Dataset entries:
——————

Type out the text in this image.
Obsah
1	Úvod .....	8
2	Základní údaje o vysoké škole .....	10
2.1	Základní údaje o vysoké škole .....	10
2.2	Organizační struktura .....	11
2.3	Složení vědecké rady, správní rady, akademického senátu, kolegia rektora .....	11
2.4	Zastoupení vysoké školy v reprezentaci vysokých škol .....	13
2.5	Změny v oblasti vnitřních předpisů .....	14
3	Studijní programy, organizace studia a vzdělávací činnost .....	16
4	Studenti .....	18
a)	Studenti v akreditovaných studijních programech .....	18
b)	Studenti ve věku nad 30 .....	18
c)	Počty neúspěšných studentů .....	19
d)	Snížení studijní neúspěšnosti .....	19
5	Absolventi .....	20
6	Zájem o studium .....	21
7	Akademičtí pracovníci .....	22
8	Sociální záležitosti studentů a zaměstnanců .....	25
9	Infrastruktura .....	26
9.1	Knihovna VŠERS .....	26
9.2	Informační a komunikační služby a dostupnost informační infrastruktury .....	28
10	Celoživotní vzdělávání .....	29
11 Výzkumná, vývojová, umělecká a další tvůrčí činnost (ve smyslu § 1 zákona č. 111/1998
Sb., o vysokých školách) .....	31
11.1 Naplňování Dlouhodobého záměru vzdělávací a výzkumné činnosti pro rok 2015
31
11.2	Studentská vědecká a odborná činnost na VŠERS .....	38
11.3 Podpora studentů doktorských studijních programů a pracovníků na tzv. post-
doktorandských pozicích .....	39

——————

Task objective.
Please reproduce each record precisely as written.

Final answer.
Type out the text in this image.
Obsah
1	Úvod .....	8
2	Základní údaje o vysoké škole .....	10
2.1	Základní údaje o vysoké škole .....	10
2.2	Organizační struktura .....	11
2.3	Složení vědecké rady, správní rady, akademického senátu, kolegia rektora .....	11
2.4	Zastoupení vysoké školy v reprezentaci vysokých škol .....	13
2.5	Změny v oblasti vnitřních předpisů .....	14
3	Studijní programy, organizace studia a vzdělávací činnost .....	16
4	Studenti .....	18
a)	Studenti v akreditovaných studijních programech .....	18
b)	Studenti ve věku nad 30 .....	18
c)	Počty neúspěšných studentů .....	19
d)	Snížení studijní neúspěšnosti .....	19
5	Absolventi .....	20
6	Zájem o studium .....	21
7	Akademičtí pracovníci .....	22
8	Sociální záležitosti studentů a zaměstnanců .....	25
9	Infrastruktura .....	26
9.1	Knihovna VŠERS .....	26
9.2	Informační a komunikační služby a dostupnost informační infrastruktury .....	28
10	Celoživotní vzdělávání .....	29
11 Výzkumná, vývojová, umělecká a další tvůrčí činnost (ve smyslu § 1 zákona č. 111/1998
Sb., o vysokých školách) .....	31
11.1 Naplňování Dlouhodobého záměru vzdělávací a výzkumné činnosti pro rok 2015
31
11.2	Studentská vědecká a odborná činnost na VŠERS .....	38
11.3 Podpora studentů doktorských studijních programů a pracovníků na tzv. post-
doktorandských pozicích .....	39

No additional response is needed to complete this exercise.